- Description of the task -
Condense the paragraph in the thread below that begins "I was messing around with some updates" into a short bulleted list that keeps its main facts.

- Text -
# Manually enter cwm recovery?



## djuniah (Jun 15, 2011)

Hello,

I was messing around with some updates on my phone and got into a boot loop (it gets past the moto logo and into the OS boot screen, but repeats there). No matter what i do though, i can't seem to get into CWM now. (i had run a performance related script that replaced the services.jar file before the boot loop started, so there's no reason to suspect that it would have messed with CWM). I have a backup that i can restore to, but i need to get into CWM to restore it.

How do i manually enter cwm? (before going to a 2nd init rom, i know that the old bootstrap would detect a failed boot and auto-load CWM when that happened)

EDIT: I was on 5.0.2.0 if it matters. (I have been using it for a few weeks now)


----------



## bigshotrob22 (Jun 7, 2011)

- Dataset content -

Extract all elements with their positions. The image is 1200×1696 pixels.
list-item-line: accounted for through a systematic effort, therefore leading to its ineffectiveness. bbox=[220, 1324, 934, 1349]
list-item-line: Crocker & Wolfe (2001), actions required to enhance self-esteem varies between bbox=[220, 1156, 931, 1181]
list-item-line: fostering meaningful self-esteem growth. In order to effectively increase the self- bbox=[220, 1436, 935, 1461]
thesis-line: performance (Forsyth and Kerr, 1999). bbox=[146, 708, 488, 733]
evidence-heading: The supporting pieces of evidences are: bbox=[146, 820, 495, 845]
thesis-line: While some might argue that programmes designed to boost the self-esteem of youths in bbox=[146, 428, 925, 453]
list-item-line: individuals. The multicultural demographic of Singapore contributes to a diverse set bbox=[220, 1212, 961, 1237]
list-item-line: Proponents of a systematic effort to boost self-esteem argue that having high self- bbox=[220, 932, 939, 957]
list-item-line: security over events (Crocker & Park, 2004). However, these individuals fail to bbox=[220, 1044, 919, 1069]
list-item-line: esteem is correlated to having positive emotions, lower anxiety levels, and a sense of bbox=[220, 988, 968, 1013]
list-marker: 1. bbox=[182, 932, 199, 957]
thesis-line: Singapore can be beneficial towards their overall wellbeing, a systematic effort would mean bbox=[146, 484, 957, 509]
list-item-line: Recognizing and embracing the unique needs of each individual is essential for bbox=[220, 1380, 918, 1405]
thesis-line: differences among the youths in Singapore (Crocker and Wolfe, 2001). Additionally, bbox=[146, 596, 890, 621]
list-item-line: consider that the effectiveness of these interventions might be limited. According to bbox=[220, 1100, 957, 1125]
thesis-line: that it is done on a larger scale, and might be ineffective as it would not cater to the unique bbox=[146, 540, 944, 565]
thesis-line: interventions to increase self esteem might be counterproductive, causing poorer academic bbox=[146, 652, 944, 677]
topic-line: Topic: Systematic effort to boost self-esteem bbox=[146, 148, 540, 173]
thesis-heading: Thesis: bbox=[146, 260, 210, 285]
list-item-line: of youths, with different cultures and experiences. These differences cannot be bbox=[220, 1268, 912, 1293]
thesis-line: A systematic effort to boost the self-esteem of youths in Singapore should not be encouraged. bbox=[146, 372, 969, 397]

- Answer to this problem -
- Experimenting with updates put the phone into a boot loop. It gets past the Moto logo to the OS boot screen, then repeats there.
- CWM can no longer be reached, whatever is tried.
- Before the loop began, a performance-related script replaced the services.jar file, so there is no reason to suspect it affected CWM.
- A backup is available, but restoring it requires getting into CWM.